-- start of PROVIDED DATA --
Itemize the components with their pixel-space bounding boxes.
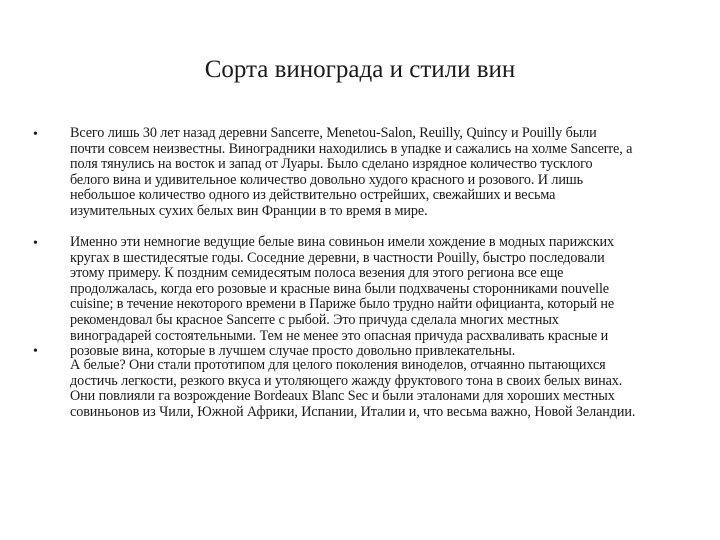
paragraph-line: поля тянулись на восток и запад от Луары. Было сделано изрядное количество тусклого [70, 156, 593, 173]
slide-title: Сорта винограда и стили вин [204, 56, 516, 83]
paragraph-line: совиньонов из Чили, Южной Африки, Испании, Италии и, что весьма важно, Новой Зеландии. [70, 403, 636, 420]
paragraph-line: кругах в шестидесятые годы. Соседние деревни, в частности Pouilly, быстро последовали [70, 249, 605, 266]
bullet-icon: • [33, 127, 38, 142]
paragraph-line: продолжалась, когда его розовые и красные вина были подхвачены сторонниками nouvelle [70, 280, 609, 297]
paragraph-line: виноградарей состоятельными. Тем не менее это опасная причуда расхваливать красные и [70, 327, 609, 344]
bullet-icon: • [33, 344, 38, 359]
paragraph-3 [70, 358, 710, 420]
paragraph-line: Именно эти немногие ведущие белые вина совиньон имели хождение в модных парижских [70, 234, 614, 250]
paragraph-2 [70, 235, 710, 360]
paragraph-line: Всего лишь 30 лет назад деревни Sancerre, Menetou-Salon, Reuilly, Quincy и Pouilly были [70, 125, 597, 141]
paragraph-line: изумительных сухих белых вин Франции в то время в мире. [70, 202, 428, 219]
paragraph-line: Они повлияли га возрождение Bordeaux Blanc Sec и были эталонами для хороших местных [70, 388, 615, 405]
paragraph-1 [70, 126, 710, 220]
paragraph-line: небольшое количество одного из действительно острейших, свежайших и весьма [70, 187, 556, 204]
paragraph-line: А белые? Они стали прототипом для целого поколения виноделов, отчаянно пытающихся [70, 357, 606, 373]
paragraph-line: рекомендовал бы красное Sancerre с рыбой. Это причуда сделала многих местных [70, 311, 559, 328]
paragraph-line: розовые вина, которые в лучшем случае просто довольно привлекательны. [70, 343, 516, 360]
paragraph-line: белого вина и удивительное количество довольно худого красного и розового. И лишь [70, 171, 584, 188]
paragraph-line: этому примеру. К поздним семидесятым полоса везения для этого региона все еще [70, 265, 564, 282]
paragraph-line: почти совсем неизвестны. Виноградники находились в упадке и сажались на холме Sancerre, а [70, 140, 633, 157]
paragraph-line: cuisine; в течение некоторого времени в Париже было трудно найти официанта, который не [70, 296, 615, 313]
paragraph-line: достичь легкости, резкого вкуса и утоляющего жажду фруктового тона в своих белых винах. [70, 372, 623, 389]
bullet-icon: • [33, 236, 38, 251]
-- end of PROVIDED DATA --
-- start of PROVIDED DATA --
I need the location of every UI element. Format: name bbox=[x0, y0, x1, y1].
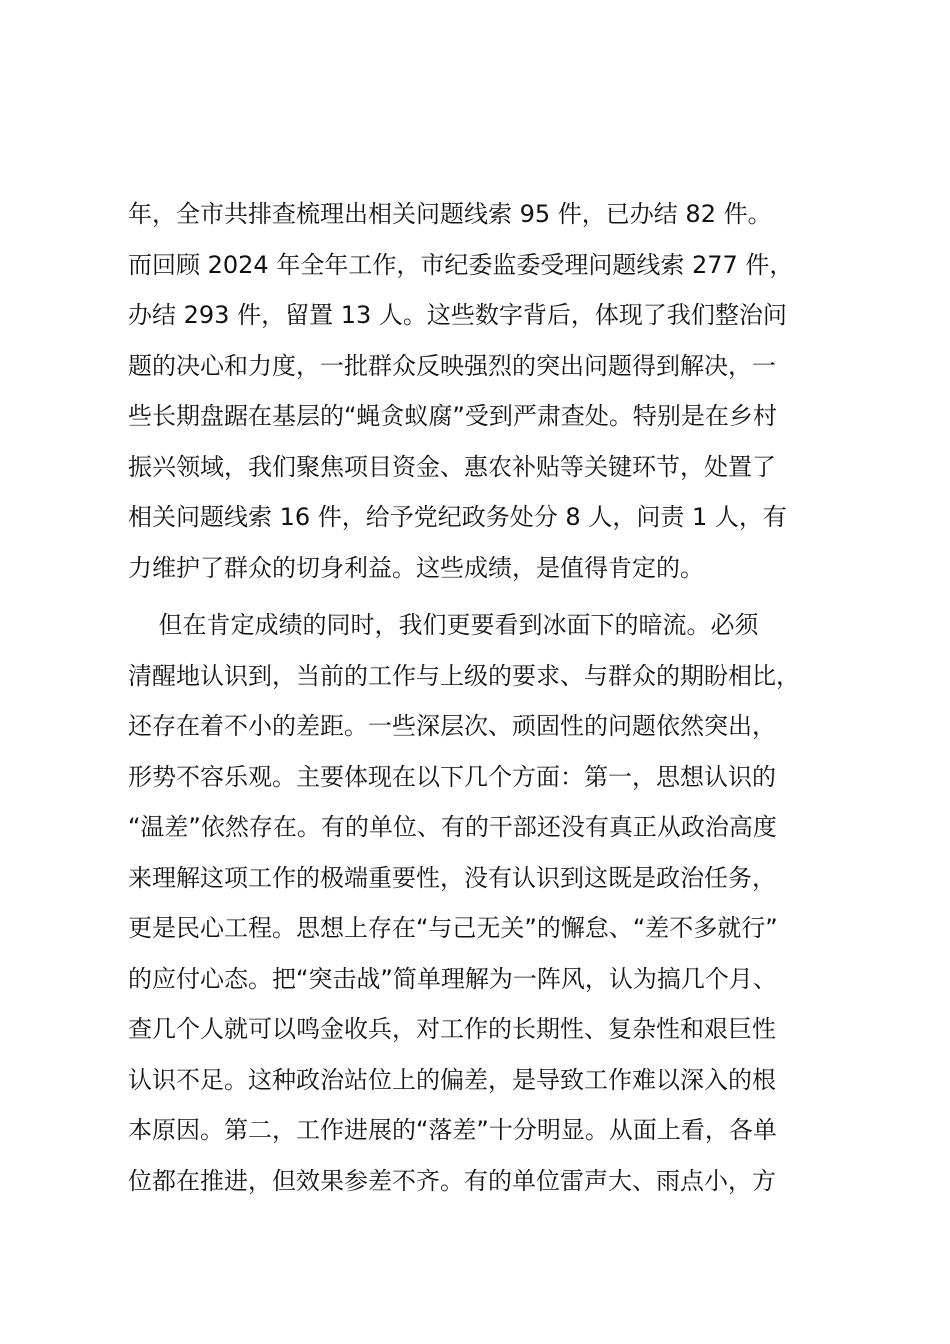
-- end of PROVIDED DATA --
- [STATED PROBLEM]: Express the lines of the records above, from the line containing "Itemize the components" through the line containing "paragraph-3 [70, 358, 710, 420]", inclusive, as a JSON list of strings with one string per line. Leave out blank lines and the pictures.

- [ANSWER TO THIS TASK]:
[
  "Itemize the components with their pixel-space bounding boxes.",
  "paragraph-line: поля тянулись на восток и запад от Луары. Было сделано изрядное количество тусклого [70, 156, 593, 173]",
  "slide-title: Сорта винограда и стили вин [204, 56, 516, 83]",
  "paragraph-line: совиньонов из Чили, Южной Африки, Испании, Италии и, что весьма важно, Новой Зеландии. [70, 403, 636, 420]",
  "paragraph-line: кругах в шестидесятые годы. Соседние деревни, в частности Pouilly, быстро последовали [70, 249, 605, 266]",
  "bullet-icon: • [33, 127, 38, 142]",
  "paragraph-line: продолжалась, когда его розовые и красные вина были подхвачены сторонниками nouvelle [70, 280, 609, 297]",
  "paragraph-line: виноградарей состоятельными. Тем не менее это опасная причуда расхваливать красные и [70, 327, 609, 344]",
  "bullet-icon: • [33, 344, 38, 359]",
  "paragraph-3 [70, 358, 710, 420]"
]